**DOCUMENT SEGMENT:**
********
I see what you're saying, and of course you might get sued, but in that case there are two separate transactions going on which have nothing to do with each other. Doctor bills patient X amount, insurance reimburses patient Y amount. I don't see why there is any obligation for the physician to accept Y as payment if he has no contract with the insurance company. He can simply continue to bill the patient for the outstanding balance and get a collections agency involved if necessary.
 
I see what you're saying, and of course you might get sued, but in that case there are two separate transactions going on which have nothing to do with each other. Doctor bills patient X amount, insurance reimburses patient Y amount. I don't see why there is any obligation for the physician to accept Y as payment if he has no contract with the insurance company. He can simply continue to bill the patient for the outstanding balance and get a collections agency involved if necessary.

Because the Supreme Court of CA decided that's how it is.
 
Because the Supreme Court of CA decided that's how it is.

Thats not what the summary you posted said. It said that once you accept payment from an insurance company you can't balance bill the patient. That doesn't mean that once you receive partial payment from a patient you can't balance bill the patient.
 
Thats not what the summary you posted said. It said that once you accept payment from an insurance company you can't balance bill the patient. That doesn't mean that once you receive partial payment from a patient you can't balance bill the patient.

Ok. Here is what this means: per the California Supreme Court if you provide EMTALA mandated care to a patient and you are not contracted with their plan you must accept whatever payment their plan gives you and you are prohibited from billing them for the balance.

Other regulations bar you from demanding cash up front (EMTALA) or billing the patient directly as you suggest.
********
**MATERIAL SUPPLIED:**
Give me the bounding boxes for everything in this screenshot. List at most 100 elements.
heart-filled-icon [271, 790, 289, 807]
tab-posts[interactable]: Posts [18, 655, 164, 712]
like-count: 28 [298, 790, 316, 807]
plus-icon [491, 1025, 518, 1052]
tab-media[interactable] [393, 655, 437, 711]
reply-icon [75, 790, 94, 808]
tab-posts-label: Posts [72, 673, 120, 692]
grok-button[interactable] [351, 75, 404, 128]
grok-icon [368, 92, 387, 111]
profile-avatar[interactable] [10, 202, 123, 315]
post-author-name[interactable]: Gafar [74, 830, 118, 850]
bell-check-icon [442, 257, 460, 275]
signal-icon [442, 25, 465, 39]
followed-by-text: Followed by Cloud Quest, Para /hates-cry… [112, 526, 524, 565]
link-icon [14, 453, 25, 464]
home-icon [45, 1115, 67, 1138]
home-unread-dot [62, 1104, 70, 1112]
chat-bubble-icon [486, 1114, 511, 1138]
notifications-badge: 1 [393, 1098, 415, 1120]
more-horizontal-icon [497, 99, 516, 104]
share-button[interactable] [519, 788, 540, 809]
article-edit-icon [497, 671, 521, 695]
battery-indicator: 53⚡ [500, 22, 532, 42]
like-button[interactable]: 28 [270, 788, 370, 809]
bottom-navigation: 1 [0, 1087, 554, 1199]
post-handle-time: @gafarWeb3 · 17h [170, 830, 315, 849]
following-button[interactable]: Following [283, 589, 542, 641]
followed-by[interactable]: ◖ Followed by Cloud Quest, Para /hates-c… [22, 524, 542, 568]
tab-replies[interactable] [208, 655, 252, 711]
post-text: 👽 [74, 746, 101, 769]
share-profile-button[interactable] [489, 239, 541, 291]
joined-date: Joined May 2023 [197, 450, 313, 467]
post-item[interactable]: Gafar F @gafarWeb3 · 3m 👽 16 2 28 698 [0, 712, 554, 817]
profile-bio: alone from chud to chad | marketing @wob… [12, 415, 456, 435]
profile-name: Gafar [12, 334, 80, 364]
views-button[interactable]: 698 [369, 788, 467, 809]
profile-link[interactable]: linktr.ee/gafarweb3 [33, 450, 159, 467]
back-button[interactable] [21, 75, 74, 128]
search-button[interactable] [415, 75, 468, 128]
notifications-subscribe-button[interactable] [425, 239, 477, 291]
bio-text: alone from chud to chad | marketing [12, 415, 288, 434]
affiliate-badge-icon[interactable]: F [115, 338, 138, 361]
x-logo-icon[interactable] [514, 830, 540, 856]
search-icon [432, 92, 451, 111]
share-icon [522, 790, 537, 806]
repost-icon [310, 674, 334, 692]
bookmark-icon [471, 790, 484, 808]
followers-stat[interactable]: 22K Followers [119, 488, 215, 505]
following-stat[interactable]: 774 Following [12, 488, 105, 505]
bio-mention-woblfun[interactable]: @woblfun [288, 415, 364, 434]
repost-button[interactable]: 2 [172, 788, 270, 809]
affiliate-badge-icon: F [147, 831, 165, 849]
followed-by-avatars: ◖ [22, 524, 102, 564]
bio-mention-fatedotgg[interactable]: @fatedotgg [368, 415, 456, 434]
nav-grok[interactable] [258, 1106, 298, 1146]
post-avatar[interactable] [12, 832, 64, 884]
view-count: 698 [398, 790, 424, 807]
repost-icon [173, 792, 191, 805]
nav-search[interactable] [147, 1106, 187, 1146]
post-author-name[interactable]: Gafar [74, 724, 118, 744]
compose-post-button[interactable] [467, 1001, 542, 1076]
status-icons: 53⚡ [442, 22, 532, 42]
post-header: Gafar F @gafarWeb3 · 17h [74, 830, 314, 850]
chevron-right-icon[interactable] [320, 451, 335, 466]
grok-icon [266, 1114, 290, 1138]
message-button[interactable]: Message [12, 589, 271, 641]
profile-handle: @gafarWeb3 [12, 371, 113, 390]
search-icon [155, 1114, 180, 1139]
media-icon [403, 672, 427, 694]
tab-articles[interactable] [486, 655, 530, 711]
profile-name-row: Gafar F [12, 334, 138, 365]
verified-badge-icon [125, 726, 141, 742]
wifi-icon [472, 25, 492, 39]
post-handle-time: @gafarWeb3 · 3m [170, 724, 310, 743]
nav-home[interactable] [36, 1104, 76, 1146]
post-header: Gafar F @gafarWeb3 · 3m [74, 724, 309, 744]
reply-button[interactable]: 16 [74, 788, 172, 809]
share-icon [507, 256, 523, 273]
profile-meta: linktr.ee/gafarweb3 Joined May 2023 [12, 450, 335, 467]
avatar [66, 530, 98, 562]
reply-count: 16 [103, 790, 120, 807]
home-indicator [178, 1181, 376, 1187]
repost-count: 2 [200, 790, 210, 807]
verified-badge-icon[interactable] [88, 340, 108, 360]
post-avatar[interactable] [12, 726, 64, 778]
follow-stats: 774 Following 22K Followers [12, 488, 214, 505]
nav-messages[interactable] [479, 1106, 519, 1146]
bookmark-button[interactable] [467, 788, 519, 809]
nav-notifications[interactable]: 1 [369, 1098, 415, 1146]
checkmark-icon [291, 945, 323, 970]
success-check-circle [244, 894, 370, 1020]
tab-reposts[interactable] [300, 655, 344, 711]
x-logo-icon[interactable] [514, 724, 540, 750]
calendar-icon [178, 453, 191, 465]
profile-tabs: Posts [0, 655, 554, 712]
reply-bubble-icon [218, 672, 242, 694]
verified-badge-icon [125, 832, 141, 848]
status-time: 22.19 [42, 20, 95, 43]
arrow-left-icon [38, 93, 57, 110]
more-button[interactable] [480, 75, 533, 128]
********
**EXERCISE A:** Please say whether each statement agrees with the balance-billing discussion, answering yes or no and quoting the deciding words. (i) Under the California Supreme Court ruling, a provider who gives EMTALA-mandated care without a contract with the patient's plan must accept the plan's payment. (ii) The first writer holds that a physician with no insurer contract is obliged to accept the insurer's amount as payment. (iii) EMTALA is cited as permitting a demand for cash up front.
**EXERCISE B:** Write the next reply in the balance-billing discussion, picking up after its final sentence.
The data are separate material and not part of the balance-billing discussion.

**TASK RESULT A:**
(i) Yes: "per the California Supreme Court if you provide EMTALA mandated care to a patient and you are not contracted with their plan you must accept whatever payment their plan gives you and you are prohibited from billing them for the balance."
(ii) No: "I don't see why there is any obligation for the physician to accept Y as payment if he has no contract with the insurance company."
(iii) No: "Other regulations bar you from demanding cash up front (EMTALA) or billing the patient directly as you suggest."

**TASK RESULT B:**
EmCare, EPMG, CEP, CalACEP and others have had TEAMS of very expensive lawyers working on this for years now. We fought it all the way to the state supreme court and lost. This is how it is. You will not be able to find a simple loophole to get around this.
 
This article should be read by everyone as it gives you the correct information how it works......This problem is very silly and common..bill shoud be paid by patient and later on they can reimburse..
 
Ok. Here is what this means: per the California Supreme Court if you provide EMTALA mandated care to a patient and you are not contracted with their plan you must accept whatever payment their plan gives you and you are prohibited from billing them for the balance.

Other regulations bar you from demanding cash up front (EMTALA) or billing the patient directly as you suggest.

EmCare, EPMG, CEP, CalACEP and others have had TEAMS of very expensive lawyers working on this for years now. We fought it all the way to the state supreme court and lost. This is how it is. You will not be able to find a simple loophole to get around this.

Explain to me then why they can't just set reimbursements at $1 for a lap chole?

The patient's will get what they want, since according to this you cannot turn them down. The insurance company only has to pay a buck since that is the rate they decide, and there is no recourse. If things are as you say they are I see no reason why this is not plausible.
 
Explain to me then why they can't just set reimbursements at $1 for a lap chole?

They can. But they know that if they do they (the insurers) would be sued and they'd lose if they made it that obvious. What they do is they pay whatever their contracted rate is. And you can imagine that the contracted rate for an HMO is significantly less than the market mean in most places.

The legislature and the courts didn't do this to punish doctors. They did it in a misguided attempt to protect patients. For that reason they won't let the HMOs get away with paying nothing. The really egregious aspect of this is that when they pay their contracted rates they are forcing docs, who never got to negotiate these contracts, to accept the contract. If the HMO is able to get some doc or group of docs to sign on to some really lowball rate then everyone who is forced by EMTALA to see those patients will be paid that rate without any recourse.